(Figure dataset records)
start

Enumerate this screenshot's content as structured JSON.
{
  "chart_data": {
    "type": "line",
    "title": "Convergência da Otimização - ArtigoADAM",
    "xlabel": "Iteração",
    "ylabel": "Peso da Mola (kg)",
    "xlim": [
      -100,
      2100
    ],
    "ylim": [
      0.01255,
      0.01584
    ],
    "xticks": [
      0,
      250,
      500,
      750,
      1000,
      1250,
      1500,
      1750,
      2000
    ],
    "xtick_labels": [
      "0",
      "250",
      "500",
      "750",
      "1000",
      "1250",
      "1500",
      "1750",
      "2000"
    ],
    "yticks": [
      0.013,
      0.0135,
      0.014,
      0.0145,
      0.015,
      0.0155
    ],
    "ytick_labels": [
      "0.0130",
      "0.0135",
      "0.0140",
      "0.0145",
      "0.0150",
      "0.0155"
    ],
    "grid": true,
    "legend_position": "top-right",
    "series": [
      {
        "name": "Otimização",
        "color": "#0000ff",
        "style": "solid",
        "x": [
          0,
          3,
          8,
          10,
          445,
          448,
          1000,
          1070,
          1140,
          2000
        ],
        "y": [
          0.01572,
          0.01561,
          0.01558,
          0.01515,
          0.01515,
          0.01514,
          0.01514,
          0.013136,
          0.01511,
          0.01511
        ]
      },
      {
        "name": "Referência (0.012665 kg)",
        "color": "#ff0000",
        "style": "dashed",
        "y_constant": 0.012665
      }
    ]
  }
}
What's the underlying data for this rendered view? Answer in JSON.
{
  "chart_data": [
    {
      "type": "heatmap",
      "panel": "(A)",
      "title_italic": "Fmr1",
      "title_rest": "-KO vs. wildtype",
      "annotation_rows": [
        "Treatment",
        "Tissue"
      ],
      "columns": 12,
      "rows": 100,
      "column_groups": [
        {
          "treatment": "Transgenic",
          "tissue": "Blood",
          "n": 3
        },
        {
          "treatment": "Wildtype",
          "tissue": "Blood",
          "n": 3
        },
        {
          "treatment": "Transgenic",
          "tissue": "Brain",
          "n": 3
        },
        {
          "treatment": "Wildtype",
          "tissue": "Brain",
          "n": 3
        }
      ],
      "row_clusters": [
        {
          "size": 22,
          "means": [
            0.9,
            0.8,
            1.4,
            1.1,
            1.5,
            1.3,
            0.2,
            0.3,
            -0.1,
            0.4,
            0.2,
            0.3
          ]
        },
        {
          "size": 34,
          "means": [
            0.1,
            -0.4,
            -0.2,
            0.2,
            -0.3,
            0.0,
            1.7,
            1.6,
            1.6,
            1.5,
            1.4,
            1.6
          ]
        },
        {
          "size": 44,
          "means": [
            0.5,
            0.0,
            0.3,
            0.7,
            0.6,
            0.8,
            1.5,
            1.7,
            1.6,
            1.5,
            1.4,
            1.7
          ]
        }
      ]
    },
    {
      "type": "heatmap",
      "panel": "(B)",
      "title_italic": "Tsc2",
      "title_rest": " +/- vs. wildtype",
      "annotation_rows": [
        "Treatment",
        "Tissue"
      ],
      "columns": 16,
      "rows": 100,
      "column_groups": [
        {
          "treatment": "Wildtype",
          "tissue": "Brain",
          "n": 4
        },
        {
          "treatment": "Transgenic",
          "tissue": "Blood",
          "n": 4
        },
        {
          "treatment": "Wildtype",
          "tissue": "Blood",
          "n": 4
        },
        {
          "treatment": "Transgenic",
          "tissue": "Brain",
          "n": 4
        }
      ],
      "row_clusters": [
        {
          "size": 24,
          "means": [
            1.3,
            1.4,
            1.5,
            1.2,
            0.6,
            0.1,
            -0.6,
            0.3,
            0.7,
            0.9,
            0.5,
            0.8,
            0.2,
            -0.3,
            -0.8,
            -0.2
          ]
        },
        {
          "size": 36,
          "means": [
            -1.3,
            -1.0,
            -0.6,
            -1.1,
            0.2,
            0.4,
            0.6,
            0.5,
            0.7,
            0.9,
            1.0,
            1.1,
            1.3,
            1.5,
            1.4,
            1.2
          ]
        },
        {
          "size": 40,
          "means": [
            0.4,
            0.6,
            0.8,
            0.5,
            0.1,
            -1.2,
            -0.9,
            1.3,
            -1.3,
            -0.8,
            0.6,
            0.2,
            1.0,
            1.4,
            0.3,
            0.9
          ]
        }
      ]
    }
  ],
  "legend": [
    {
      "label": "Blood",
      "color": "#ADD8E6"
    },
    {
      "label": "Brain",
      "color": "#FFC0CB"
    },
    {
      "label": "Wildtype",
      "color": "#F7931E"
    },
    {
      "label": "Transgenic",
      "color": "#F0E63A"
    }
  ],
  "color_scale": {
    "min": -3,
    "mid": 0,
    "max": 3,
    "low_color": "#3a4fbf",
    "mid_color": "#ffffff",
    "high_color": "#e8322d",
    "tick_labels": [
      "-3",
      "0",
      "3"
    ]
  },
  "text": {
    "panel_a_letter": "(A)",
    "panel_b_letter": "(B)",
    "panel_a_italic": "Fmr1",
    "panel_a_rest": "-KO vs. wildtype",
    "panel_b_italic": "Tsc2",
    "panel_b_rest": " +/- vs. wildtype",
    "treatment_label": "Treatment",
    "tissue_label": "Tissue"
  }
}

end

- Problem -
Reproduce the complete set of lines precisely as supplied.

- Result for this task -
Enumerate this screenshot's content as structured JSON.
{
  "chart_data": {
    "type": "line",
    "title": "Convergência da Otimização - ArtigoADAM",
    "xlabel": "Iteração",
    "ylabel": "Peso da Mola (kg)",
    "xlim": [
      -100,
      2100
    ],
    "ylim": [
      0.01255,
      0.01584
    ],
    "xticks": [
      0,
      250,
      500,
      750,
      1000,
      1250,
      1500,
      1750,
      2000
    ],
    "xtick_labels": [
      "0",
      "250",
      "500",
      "750",
      "1000",
      "1250",
      "1500",
      "1750",
      "2000"
    ],
    "yticks": [
      0.013,
      0.0135,
      0.014,
      0.0145,
      0.015,
      0.0155
    ],
    "ytick_labels": [
      "0.0130",
      "0.0135",
      "0.0140",
      "0.0145",
      "0.0150",
      "0.0155"
    ],
    "grid": true,
    "legend_position": "top-right",
    "series": [
      {
        "name": "Otimização",
        "color": "#0000ff",
        "style": "solid",
        "x": [
          0,
          3,
          8,
          10,
          445,
          448,
          1000,
          1070,
          1140,
          2000
        ],
        "y": [
          0.01572,
          0.01561,
          0.01558,
          0.01515,
          0.01515,
          0.01514,
          0.01514,
          0.013136,
          0.01511,
          0.01511
        ]
      },
      {
        "name": "Referência (0.012665 kg)",
        "color": "#ff0000",
        "style": "dashed",
        "y_constant": 0.012665
      }
    ]
  }
}
What's the underlying data for this rendered view? Answer in JSON.
{
  "chart_data": [
    {
      "type": "heatmap",
      "panel": "(A)",
      "title_italic": "Fmr1",
      "title_rest": "-KO vs. wildtype",
      "annotation_rows": [
        "Treatment",
        "Tissue"
      ],
      "columns": 12,
      "rows": 100,
      "column_groups": [
        {
          "treatment": "Transgenic",
          "tissue": "Blood",
          "n": 3
        },
        {
          "treatment": "Wildtype",
          "tissue": "Blood",
          "n": 3
        },
        {
          "treatment": "Transgenic",
          "tissue": "Brain",
          "n": 3
        },
        {
          "treatment": "Wildtype",
          "tissue": "Brain",
          "n": 3
        }
      ],
      "row_clusters": [
        {
          "size": 22,
          "means": [
            0.9,
            0.8,
            1.4,
            1.1,
            1.5,
            1.3,
            0.2,
            0.3,
            -0.1,
            0.4,
            0.2,
            0.3
          ]
        },
        {
          "size": 34,
          "means": [
            0.1,
            -0.4,
            -0.2,
            0.2,
            -0.3,
            0.0,
            1.7,
            1.6,
            1.6,
            1.5,
            1.4,
            1.6
          ]
        },
        {
          "size": 44,
          "means": [
            0.5,
            0.0,
            0.3,
            0.7,
            0.6,
            0.8,
            1.5,
            1.7,
            1.6,
            1.5,
            1.4,
            1.7
          ]
        }
      ]
    },
    {
      "type": "heatmap",
      "panel": "(B)",
      "title_italic": "Tsc2",
      "title_rest": " +/- vs. wildtype",
      "annotation_rows": [
        "Treatment",
        "Tissue"
      ],
      "columns": 16,
      "rows": 100,
      "column_groups": [
        {
          "treatment": "Wildtype",
          "tissue": "Brain",
          "n": 4
        },
        {
          "treatment": "Transgenic",
          "tissue": "Blood",
          "n": 4
        },
        {
          "treatment": "Wildtype",
          "tissue": "Blood",
          "n": 4
        },
        {
          "treatment": "Transgenic",
          "tissue": "Brain",
          "n": 4
        }
      ],
      "row_clusters": [
        {
          "size": 24,
          "means": [
            1.3,
            1.4,
            1.5,
            1.2,
            0.6,
            0.1,
            -0.6,
            0.3,
            0.7,
            0.9,
            0.5,
            0.8,
            0.2,
            -0.3,
            -0.8,
            -0.2
          ]
        },
        {
          "size": 36,
          "means": [
            -1.3,
            -1.0,
            -0.6,
            -1.1,
            0.2,
            0.4,
            0.6,
            0.5,
            0.7,
            0.9,
            1.0,
            1.1,
            1.3,
            1.5,
            1.4,
            1.2
          ]
        },
        {
          "size": 40,
          "means": [
            0.4,
            0.6,
            0.8,
            0.5,
            0.1,
            -1.2,
            -0.9,
            1.3,
            -1.3,
            -0.8,
            0.6,
            0.2,
            1.0,
            1.4,
            0.3,
            0.9
          ]
        }
      ]
    }
  ],
  "legend": [
    {
      "label": "Blood",
      "color": "#ADD8E6"
    },
    {
      "label": "Brain",
      "color": "#FFC0CB"
    },
    {
      "label": "Wildtype",
      "color": "#F7931E"
    },
    {
      "label": "Transgenic",
      "color": "#F0E63A"
    }
  ],
  "color_scale": {
    "min": -3,
    "mid": 0,
    "max": 3,
    "low_color": "#3a4fbf",
    "mid_color": "#ffffff",
    "high_color": "#e8322d",
    "tick_labels": [
      "-3",
      "0",
      "3"
    ]
  },
  "text": {
    "panel_a_letter": "(A)",
    "panel_b_letter": "(B)",
    "panel_a_italic": "Fmr1",
    "panel_a_rest": "-KO vs. wildtype",
    "panel_b_italic": "Tsc2",
    "panel_b_rest": " +/- vs. wildtype",
    "treatment_label": "Treatment",
    "tissue_label": "Tissue"
  }
}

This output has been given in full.